TO DO: Your answer should be a single number: the count of lines containing "Field".
╭──
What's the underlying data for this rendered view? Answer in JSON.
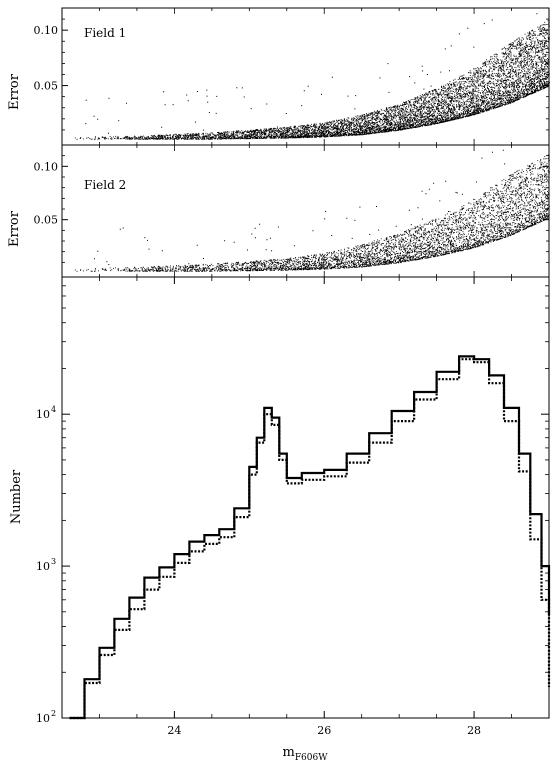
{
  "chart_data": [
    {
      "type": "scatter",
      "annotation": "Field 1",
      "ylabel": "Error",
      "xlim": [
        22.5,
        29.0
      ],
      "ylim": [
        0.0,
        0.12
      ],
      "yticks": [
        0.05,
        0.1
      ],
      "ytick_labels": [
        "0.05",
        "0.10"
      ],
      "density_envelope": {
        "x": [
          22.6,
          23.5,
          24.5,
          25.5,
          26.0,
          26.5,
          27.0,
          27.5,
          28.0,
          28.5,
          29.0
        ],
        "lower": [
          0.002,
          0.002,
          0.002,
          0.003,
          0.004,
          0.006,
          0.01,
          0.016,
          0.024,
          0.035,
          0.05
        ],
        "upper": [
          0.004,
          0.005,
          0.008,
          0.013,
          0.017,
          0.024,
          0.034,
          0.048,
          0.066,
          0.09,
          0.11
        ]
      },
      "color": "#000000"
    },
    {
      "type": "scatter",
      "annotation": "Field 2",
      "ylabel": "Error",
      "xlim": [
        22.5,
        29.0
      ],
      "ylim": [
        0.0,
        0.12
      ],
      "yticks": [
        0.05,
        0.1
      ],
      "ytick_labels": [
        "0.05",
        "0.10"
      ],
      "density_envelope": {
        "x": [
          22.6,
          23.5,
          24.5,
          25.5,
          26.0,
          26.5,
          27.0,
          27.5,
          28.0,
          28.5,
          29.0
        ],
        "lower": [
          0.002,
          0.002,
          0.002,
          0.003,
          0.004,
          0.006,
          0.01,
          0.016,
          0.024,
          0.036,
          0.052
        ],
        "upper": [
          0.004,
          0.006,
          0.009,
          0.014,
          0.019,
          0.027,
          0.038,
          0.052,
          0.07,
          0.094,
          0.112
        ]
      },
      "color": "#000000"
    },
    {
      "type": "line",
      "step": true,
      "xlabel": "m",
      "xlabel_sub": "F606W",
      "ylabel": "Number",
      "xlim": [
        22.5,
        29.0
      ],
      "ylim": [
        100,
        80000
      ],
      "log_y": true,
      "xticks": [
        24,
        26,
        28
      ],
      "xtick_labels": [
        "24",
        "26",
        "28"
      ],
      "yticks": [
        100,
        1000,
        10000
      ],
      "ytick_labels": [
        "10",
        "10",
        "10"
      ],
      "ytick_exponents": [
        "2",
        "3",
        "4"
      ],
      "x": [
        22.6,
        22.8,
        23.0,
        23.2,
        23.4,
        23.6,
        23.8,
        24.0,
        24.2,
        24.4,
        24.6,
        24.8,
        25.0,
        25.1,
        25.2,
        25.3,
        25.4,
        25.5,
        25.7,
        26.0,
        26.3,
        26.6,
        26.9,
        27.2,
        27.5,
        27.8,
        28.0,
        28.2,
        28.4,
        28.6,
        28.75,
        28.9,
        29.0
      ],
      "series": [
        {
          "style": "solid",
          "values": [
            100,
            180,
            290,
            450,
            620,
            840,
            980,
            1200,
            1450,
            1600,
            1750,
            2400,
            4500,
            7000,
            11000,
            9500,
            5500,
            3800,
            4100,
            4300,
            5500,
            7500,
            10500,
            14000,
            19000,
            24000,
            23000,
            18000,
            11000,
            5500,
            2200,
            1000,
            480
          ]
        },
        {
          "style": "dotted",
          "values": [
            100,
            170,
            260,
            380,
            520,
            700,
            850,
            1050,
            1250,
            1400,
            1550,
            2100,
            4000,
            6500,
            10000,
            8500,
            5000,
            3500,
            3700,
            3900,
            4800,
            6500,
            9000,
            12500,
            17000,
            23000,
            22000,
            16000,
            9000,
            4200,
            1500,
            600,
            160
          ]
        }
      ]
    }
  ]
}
╰──
TASK RESPONSE: 2